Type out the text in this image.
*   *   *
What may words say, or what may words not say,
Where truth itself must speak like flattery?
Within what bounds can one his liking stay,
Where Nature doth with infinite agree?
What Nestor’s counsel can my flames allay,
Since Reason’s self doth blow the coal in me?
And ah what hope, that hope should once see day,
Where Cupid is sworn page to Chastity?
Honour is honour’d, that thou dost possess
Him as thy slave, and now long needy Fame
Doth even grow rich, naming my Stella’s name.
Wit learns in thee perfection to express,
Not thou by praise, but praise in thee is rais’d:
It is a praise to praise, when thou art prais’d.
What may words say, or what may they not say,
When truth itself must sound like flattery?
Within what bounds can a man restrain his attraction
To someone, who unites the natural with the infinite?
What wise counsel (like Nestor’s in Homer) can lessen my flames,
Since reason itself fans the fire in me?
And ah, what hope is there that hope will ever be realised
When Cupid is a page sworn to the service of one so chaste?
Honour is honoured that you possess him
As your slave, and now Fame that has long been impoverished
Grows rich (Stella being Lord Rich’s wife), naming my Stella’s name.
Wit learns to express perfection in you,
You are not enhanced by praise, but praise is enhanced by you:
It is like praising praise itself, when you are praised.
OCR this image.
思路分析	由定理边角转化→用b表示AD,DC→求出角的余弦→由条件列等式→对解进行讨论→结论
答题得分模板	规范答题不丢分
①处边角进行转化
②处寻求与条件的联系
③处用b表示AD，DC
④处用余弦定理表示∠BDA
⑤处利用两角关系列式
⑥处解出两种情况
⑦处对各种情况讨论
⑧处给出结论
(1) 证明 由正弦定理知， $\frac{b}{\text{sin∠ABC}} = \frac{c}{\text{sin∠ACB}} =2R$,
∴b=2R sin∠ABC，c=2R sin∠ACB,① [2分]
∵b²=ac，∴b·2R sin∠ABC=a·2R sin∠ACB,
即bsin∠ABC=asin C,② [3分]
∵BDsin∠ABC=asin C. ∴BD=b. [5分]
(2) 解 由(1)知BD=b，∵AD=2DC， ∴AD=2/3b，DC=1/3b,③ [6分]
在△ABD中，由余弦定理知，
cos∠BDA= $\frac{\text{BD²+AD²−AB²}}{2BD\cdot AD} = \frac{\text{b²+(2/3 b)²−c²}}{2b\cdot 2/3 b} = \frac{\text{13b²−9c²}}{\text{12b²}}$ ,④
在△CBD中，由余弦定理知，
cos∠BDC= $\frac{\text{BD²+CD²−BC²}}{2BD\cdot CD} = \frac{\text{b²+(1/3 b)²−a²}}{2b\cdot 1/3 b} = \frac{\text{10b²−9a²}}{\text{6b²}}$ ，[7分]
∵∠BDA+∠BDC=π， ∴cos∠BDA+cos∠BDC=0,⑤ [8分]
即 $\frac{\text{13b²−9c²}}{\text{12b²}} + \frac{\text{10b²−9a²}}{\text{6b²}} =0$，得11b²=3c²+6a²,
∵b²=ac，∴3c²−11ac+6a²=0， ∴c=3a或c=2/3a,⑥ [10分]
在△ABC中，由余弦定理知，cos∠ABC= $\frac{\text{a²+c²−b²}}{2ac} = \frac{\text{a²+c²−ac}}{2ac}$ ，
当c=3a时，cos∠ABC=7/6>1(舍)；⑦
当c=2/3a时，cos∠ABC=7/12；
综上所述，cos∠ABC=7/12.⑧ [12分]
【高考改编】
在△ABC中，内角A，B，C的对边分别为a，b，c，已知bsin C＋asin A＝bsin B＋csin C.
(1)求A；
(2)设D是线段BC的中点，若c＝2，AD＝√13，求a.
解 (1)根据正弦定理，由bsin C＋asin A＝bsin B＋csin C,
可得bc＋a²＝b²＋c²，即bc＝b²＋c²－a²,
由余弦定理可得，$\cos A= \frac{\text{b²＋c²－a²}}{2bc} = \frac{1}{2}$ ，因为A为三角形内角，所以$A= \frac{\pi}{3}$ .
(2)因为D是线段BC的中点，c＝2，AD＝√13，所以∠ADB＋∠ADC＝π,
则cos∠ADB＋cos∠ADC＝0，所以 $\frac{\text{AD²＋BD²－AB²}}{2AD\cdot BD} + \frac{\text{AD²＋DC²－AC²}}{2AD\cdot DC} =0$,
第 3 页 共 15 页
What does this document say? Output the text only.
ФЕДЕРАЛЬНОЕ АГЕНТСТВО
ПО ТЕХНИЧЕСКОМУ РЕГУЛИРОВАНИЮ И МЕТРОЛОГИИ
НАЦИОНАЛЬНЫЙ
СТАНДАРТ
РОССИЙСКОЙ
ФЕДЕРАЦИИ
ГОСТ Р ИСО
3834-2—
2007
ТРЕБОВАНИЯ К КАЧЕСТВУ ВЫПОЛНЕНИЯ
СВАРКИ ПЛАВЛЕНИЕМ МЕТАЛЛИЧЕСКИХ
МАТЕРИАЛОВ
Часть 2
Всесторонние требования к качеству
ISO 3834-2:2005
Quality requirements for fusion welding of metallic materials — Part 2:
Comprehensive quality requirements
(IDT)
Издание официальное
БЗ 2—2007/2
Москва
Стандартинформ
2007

+++++

-- TASK DIRECTIONS --
Working from the listing above, pick out every line that has "naming" and copy it.

-- TASK RESPONSE --
Doth even grow rich, naming my Stella’s name.
Grows rich (Stella being Lord Rich’s wife), naming my Stella’s name.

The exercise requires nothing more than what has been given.